The data =>
━━━━━━━━━━━━━━━━

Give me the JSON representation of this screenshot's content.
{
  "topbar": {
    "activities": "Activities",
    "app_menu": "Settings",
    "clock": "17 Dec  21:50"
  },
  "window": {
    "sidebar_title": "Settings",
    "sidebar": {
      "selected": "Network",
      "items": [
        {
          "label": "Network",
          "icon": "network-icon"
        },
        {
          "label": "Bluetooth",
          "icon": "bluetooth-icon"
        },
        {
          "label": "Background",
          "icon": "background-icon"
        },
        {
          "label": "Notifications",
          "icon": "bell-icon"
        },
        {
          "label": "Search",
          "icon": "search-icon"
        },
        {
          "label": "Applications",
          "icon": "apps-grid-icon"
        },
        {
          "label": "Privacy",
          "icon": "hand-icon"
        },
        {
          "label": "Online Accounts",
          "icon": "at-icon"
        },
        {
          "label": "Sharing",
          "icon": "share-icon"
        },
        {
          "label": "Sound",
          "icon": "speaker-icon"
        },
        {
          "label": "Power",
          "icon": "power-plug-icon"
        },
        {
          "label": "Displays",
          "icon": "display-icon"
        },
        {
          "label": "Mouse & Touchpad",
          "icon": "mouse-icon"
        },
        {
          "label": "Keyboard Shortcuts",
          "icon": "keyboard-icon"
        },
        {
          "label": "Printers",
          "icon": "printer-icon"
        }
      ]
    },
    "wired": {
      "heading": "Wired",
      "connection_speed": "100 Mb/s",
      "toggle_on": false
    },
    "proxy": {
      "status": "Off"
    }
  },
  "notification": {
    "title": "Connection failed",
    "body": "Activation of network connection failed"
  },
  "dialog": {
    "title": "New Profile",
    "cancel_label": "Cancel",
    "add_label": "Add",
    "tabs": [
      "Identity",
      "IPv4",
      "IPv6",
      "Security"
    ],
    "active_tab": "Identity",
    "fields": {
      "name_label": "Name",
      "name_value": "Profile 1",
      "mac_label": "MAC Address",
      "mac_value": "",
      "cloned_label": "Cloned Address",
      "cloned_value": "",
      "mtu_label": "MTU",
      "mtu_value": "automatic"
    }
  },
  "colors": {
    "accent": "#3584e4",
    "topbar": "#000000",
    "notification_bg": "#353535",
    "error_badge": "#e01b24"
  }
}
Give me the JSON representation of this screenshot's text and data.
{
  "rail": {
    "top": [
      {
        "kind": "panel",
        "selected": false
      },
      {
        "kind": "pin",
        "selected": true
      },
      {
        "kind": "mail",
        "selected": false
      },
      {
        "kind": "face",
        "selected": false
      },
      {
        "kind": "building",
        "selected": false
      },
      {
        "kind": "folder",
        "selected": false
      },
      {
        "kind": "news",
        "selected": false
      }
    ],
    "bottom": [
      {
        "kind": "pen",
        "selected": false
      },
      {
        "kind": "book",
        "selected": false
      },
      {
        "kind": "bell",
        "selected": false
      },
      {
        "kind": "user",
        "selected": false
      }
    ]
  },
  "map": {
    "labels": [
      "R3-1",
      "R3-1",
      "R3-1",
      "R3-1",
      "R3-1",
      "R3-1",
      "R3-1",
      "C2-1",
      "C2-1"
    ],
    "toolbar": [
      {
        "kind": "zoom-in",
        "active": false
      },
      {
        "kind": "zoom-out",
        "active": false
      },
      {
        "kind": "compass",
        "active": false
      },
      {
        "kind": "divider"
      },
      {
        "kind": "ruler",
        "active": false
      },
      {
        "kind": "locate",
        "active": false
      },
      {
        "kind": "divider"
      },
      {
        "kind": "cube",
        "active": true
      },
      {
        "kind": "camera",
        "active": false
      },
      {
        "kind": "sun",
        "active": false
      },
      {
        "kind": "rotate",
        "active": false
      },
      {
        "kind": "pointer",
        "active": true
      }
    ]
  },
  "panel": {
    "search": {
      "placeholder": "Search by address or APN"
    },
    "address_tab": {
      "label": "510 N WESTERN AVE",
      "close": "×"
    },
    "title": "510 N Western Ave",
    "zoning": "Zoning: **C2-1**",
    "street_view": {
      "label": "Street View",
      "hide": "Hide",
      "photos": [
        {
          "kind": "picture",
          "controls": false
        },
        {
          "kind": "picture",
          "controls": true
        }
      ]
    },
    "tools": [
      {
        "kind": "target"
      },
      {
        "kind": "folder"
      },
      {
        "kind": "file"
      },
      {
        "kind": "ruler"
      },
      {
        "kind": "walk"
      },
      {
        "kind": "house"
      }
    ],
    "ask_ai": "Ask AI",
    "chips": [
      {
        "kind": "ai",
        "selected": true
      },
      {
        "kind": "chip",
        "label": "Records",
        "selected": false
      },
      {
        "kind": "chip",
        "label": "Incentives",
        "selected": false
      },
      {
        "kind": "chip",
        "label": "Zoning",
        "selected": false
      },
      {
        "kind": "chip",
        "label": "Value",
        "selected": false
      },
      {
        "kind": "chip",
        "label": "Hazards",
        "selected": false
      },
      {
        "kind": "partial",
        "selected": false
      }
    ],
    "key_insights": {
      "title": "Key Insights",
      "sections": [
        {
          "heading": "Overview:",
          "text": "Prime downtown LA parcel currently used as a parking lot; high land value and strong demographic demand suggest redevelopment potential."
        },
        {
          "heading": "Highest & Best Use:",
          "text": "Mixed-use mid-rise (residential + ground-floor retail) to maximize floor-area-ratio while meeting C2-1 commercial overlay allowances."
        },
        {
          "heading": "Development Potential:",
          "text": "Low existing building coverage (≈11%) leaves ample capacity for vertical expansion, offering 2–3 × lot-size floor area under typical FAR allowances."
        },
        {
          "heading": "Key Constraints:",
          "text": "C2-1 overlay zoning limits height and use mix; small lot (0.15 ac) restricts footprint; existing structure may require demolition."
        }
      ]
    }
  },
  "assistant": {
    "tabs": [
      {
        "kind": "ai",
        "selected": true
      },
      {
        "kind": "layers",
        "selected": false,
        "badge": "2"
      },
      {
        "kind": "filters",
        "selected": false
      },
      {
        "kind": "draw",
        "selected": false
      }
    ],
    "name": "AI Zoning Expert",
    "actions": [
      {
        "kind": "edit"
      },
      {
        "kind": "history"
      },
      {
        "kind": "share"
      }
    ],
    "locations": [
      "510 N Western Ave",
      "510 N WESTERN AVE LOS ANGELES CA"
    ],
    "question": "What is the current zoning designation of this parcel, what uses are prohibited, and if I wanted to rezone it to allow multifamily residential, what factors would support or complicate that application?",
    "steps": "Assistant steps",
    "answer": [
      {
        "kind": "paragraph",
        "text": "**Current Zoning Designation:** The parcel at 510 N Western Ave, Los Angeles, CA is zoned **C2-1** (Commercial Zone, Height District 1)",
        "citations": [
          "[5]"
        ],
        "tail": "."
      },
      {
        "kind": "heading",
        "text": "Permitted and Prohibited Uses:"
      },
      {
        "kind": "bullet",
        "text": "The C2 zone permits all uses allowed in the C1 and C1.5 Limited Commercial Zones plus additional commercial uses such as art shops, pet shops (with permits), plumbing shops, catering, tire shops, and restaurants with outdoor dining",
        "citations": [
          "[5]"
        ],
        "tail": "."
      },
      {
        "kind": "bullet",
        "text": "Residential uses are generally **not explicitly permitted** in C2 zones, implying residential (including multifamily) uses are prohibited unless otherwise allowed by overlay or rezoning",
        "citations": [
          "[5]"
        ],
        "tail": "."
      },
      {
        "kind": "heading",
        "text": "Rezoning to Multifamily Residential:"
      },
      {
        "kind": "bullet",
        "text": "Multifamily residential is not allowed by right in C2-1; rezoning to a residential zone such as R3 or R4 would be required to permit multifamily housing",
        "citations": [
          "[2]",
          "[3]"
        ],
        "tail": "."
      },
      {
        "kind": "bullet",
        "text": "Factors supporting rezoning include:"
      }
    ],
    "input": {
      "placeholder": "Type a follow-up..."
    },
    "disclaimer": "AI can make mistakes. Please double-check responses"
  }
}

━━━━━━━━━━━━━━━━

Exercise details => Restate the whole of the material exactly.

Result =>
Give me the JSON representation of this screenshot's content.
{
  "topbar": {
    "activities": "Activities",
    "app_menu": "Settings",
    "clock": "17 Dec  21:50"
  },
  "window": {
    "sidebar_title": "Settings",
    "sidebar": {
      "selected": "Network",
      "items": [
        {
          "label": "Network",
          "icon": "network-icon"
        },
        {
          "label": "Bluetooth",
          "icon": "bluetooth-icon"
        },
        {
          "label": "Background",
          "icon": "background-icon"
        },
        {
          "label": "Notifications",
          "icon": "bell-icon"
        },
        {
          "label": "Search",
          "icon": "search-icon"
        },
        {
          "label": "Applications",
          "icon": "apps-grid-icon"
        },
        {
          "label": "Privacy",
          "icon": "hand-icon"
        },
        {
          "label": "Online Accounts",
          "icon": "at-icon"
        },
        {
          "label": "Sharing",
          "icon": "share-icon"
        },
        {
          "label": "Sound",
          "icon": "speaker-icon"
        },
        {
          "label": "Power",
          "icon": "power-plug-icon"
        },
        {
          "label": "Displays",
          "icon": "display-icon"
        },
        {
          "label": "Mouse & Touchpad",
          "icon": "mouse-icon"
        },
        {
          "label": "Keyboard Shortcuts",
          "icon": "keyboard-icon"
        },
        {
          "label": "Printers",
          "icon": "printer-icon"
        }
      ]
    },
    "wired": {
      "heading": "Wired",
      "connection_speed": "100 Mb/s",
      "toggle_on": false
    },
    "proxy": {
      "status": "Off"
    }
  },
  "notification": {
    "title": "Connection failed",
    "body": "Activation of network connection failed"
  },
  "dialog": {
    "title": "New Profile",
    "cancel_label": "Cancel",
    "add_label": "Add",
    "tabs": [
      "Identity",
      "IPv4",
      "IPv6",
      "Security"
    ],
    "active_tab": "Identity",
    "fields": {
      "name_label": "Name",
      "name_value": "Profile 1",
      "mac_label": "MAC Address",
      "mac_value": "",
      "cloned_label": "Cloned Address",
      "cloned_value": "",
      "mtu_label": "MTU",
      "mtu_value": "automatic"
    }
  },
  "colors": {
    "accent": "#3584e4",
    "topbar": "#000000",
    "notification_bg": "#353535",
    "error_badge": "#e01b24"
  }
}
Give me the JSON representation of this screenshot's text and data.
{
  "rail": {
    "top": [
      {
        "kind": "panel",
        "selected": false
      },
      {
        "kind": "pin",
        "selected": true
      },
      {
        "kind": "mail",
        "selected": false
      },
      {
        "kind": "face",
        "selected": false
      },
      {
        "kind": "building",
        "selected": false
      },
      {
        "kind": "folder",
        "selected": false
      },
      {
        "kind": "news",
        "selected": false
      }
    ],
    "bottom": [
      {
        "kind": "pen",
        "selected": false
      },
      {
        "kind": "book",
        "selected": false
      },
      {
        "kind": "bell",
        "selected": false
      },
      {
        "kind": "user",
        "selected": false
      }
    ]
  },
  "map": {
    "labels": [
      "R3-1",
      "R3-1",
      "R3-1",
      "R3-1",
      "R3-1",
      "R3-1",
      "R3-1",
      "C2-1",
      "C2-1"
    ],
    "toolbar": [
      {
        "kind": "zoom-in",
        "active": false
      },
      {
        "kind": "zoom-out",
        "active": false
      },
      {
        "kind": "compass",
        "active": false
      },
      {
        "kind": "divider"
      },
      {
        "kind": "ruler",
        "active": false
      },
      {
        "kind": "locate",
        "active": false
      },
      {
        "kind": "divider"
      },
      {
        "kind": "cube",
        "active": true
      },
      {
        "kind": "camera",
        "active": false
      },
      {
        "kind": "sun",
        "active": false
      },
      {
        "kind": "rotate",
        "active": false
      },
      {
        "kind": "pointer",
        "active": true
      }
    ]
  },
  "panel": {
    "search": {
      "placeholder": "Search by address or APN"
    },
    "address_tab": {
      "label": "510 N WESTERN AVE",
      "close": "×"
    },
    "title": "510 N Western Ave",
    "zoning": "Zoning: **C2-1**",
    "street_view": {
      "label": "Street View",
      "hide": "Hide",
      "photos": [
        {
          "kind": "picture",
          "controls": false
        },
        {
          "kind": "picture",
          "controls": true
        }
      ]
    },
    "tools": [
      {
        "kind": "target"
      },
      {
        "kind": "folder"
      },
      {
        "kind": "file"
      },
      {
        "kind": "ruler"
      },
      {
        "kind": "walk"
      },
      {
        "kind": "house"
      }
    ],
    "ask_ai": "Ask AI",
    "chips": [
      {
        "kind": "ai",
        "selected": true
      },
      {
        "kind": "chip",
        "label": "Records",
        "selected": false
      },
      {
        "kind": "chip",
        "label": "Incentives",
        "selected": false
      },
      {
        "kind": "chip",
        "label": "Zoning",
        "selected": false
      },
      {
        "kind": "chip",
        "label": "Value",
        "selected": false
      },
      {
        "kind": "chip",
        "label": "Hazards",
        "selected": false
      },
      {
        "kind": "partial",
        "selected": false
      }
    ],
    "key_insights": {
      "title": "Key Insights",
      "sections": [
        {
          "heading": "Overview:",
          "text": "Prime downtown LA parcel currently used as a parking lot; high land value and strong demographic demand suggest redevelopment potential."
        },
        {
          "heading": "Highest & Best Use:",
          "text": "Mixed-use mid-rise (residential + ground-floor retail) to maximize floor-area-ratio while meeting C2-1 commercial overlay allowances."
        },
        {
          "heading": "Development Potential:",
          "text": "Low existing building coverage (≈11%) leaves ample capacity for vertical expansion, offering 2–3 × lot-size floor area under typical FAR allowances."
        },
        {
          "heading": "Key Constraints:",
          "text": "C2-1 overlay zoning limits height and use mix; small lot (0.15 ac) restricts footprint; existing structure may require demolition."
        }
      ]
    }
  },
  "assistant": {
    "tabs": [
      {
        "kind": "ai",
        "selected": true
      },
      {
        "kind": "layers",
        "selected": false,
        "badge": "2"
      },
      {
        "kind": "filters",
        "selected": false
      },
      {
        "kind": "draw",
        "selected": false
      }
    ],
    "name": "AI Zoning Expert",
    "actions": [
      {
        "kind": "edit"
      },
      {
        "kind": "history"
      },
      {
        "kind": "share"
      }
    ],
    "locations": [
      "510 N Western Ave",
      "510 N WESTERN AVE LOS ANGELES CA"
    ],
    "question": "What is the current zoning designation of this parcel, what uses are prohibited, and if I wanted to rezone it to allow multifamily residential, what factors would support or complicate that application?",
    "steps": "Assistant steps",
    "answer": [
      {
        "kind": "paragraph",
        "text": "**Current Zoning Designation:** The parcel at 510 N Western Ave, Los Angeles, CA is zoned **C2-1** (Commercial Zone, Height District 1)",
        "citations": [
          "[5]"
        ],
        "tail": "."
      },
      {
        "kind": "heading",
        "text": "Permitted and Prohibited Uses:"
      },
      {
        "kind": "bullet",
        "text": "The C2 zone permits all uses allowed in the C1 and C1.5 Limited Commercial Zones plus additional commercial uses such as art shops, pet shops (with permits), plumbing shops, catering, tire shops, and restaurants with outdoor dining",
        "citations": [
          "[5]"
        ],
        "tail": "."
      },
      {
        "kind": "bullet",
        "text": "Residential uses are generally **not explicitly permitted** in C2 zones, implying residential (including multifamily) uses are prohibited unless otherwise allowed by overlay or rezoning",
        "citations": [
          "[5]"
        ],
        "tail": "."
      },
      {
        "kind": "heading",
        "text": "Rezoning to Multifamily Residential:"
      },
      {
        "kind": "bullet",
        "text": "Multifamily residential is not allowed by right in C2-1; rezoning to a residential zone such as R3 or R4 would be required to permit multifamily housing",
        "citations": [
          "[2]",
          "[3]"
        ],
        "tail": "."
      },
      {
        "kind": "bullet",
        "text": "Factors supporting rezoning include:"
      }
    ],
    "input": {
      "placeholder": "Type a follow-up..."
    },
    "disclaimer": "AI can make mistakes. Please double-check responses"
  }
}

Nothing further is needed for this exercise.